■ Written task:
Without including the pictures, copy out every line below.

■ Records for processing:
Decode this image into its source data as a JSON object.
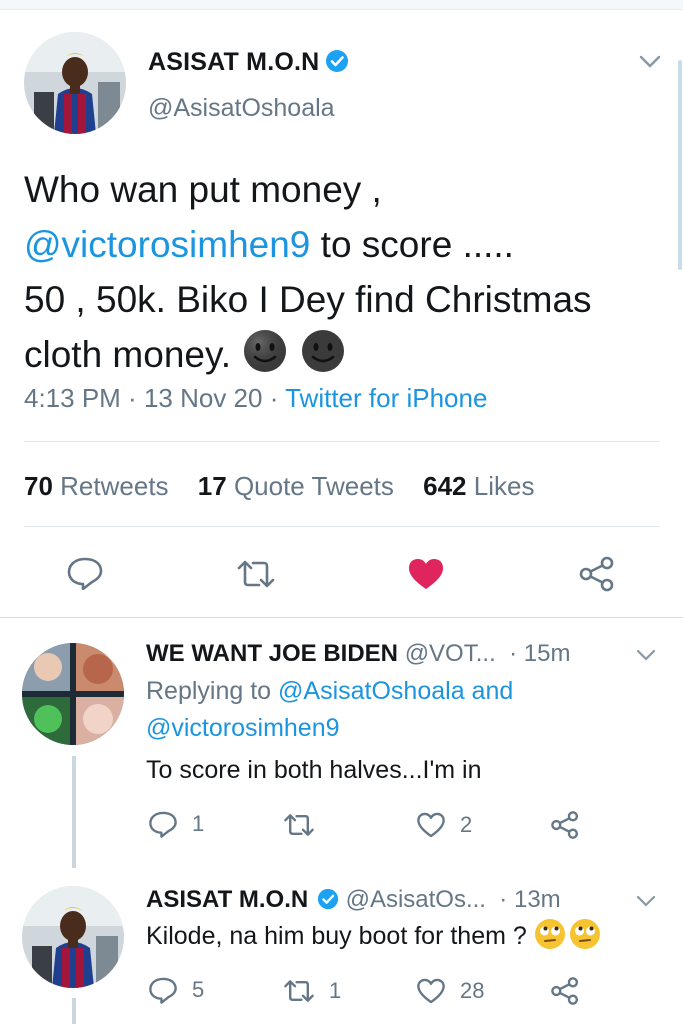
{
  "main_tweet": {
    "author_name": "ASISAT M.O.N",
    "author_handle": "@AsisatOshoala",
    "verified": true,
    "text_parts": {
      "line1": "Who wan put money ,",
      "mention": "@victorosimhen9",
      "line2_rest": " to score .....",
      "line3": "50 , 50k. Biko I Dey find Christmas",
      "line4": "cloth money."
    },
    "emoji": "slightly-smiling-face-dark x2",
    "time": "4:13 PM",
    "date": "13 Nov 20",
    "source": "Twitter for iPhone",
    "stats": {
      "retweets_count": "70",
      "retweets_label": "Retweets",
      "quotes_count": "17",
      "quotes_label": "Quote Tweets",
      "likes_count": "642",
      "likes_label": "Likes"
    },
    "actions": {
      "reply_icon": "reply-icon",
      "retweet_icon": "retweet-icon",
      "like_icon": "heart-icon-filled",
      "like_color": "#e0245e",
      "share_icon": "share-icon"
    }
  },
  "replies": [
    {
      "author_name": "WE WANT JOE BIDEN",
      "author_handle": "@VOT...",
      "time": "15m",
      "replying_prefix": "Replying to ",
      "replying_to_1": "@AsisatOshoala",
      "replying_and": " and",
      "replying_to_2": "@victorosimhen9",
      "text": "To score in both halves...I'm in",
      "reply_count": "1",
      "retweet_count": "",
      "like_count": "2"
    },
    {
      "author_name": "ASISAT M.O.N",
      "author_handle": "@AsisatOs...",
      "verified": true,
      "time": "13m",
      "text": "Kilode, na him buy boot for them ?",
      "emoji": "face-with-rolling-eyes x2",
      "reply_count": "5",
      "retweet_count": "1",
      "like_count": "28"
    }
  ],
  "colors": {
    "accent": "#1b95e0",
    "verified": "#1da1f2",
    "muted": "#657786",
    "like": "#e0245e"
  }
}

■ Solution for this exercise:
Decode this image into its source data as a JSON object.
{
  "main_tweet": {
    "author_name": "ASISAT M.O.N",
    "author_handle": "@AsisatOshoala",
    "verified": true,
    "text_parts": {
      "line1": "Who wan put money ,",
      "mention": "@victorosimhen9",
      "line2_rest": " to score .....",
      "line3": "50 , 50k. Biko I Dey find Christmas",
      "line4": "cloth money."
    },
    "emoji": "slightly-smiling-face-dark x2",
    "time": "4:13 PM",
    "date": "13 Nov 20",
    "source": "Twitter for iPhone",
    "stats": {
      "retweets_count": "70",
      "retweets_label": "Retweets",
      "quotes_count": "17",
      "quotes_label": "Quote Tweets",
      "likes_count": "642",
      "likes_label": "Likes"
    },
    "actions": {
      "reply_icon": "reply-icon",
      "retweet_icon": "retweet-icon",
      "like_icon": "heart-icon-filled",
      "like_color": "#e0245e",
      "share_icon": "share-icon"
    }
  },
  "replies": [
    {
      "author_name": "WE WANT JOE BIDEN",
      "author_handle": "@VOT...",
      "time": "15m",
      "replying_prefix": "Replying to ",
      "replying_to_1": "@AsisatOshoala",
      "replying_and": " and",
      "replying_to_2": "@victorosimhen9",
      "text": "To score in both halves...I'm in",
      "reply_count": "1",
      "retweet_count": "",
      "like_count": "2"
    },
    {
      "author_name": "ASISAT M.O.N",
      "author_handle": "@AsisatOs...",
      "verified": true,
      "time": "13m",
      "text": "Kilode, na him buy boot for them ?",
      "emoji": "face-with-rolling-eyes x2",
      "reply_count": "5",
      "retweet_count": "1",
      "like_count": "28"
    }
  ],
  "colors": {
    "accent": "#1b95e0",
    "verified": "#1da1f2",
    "muted": "#657786",
    "like": "#e0245e"
  }
}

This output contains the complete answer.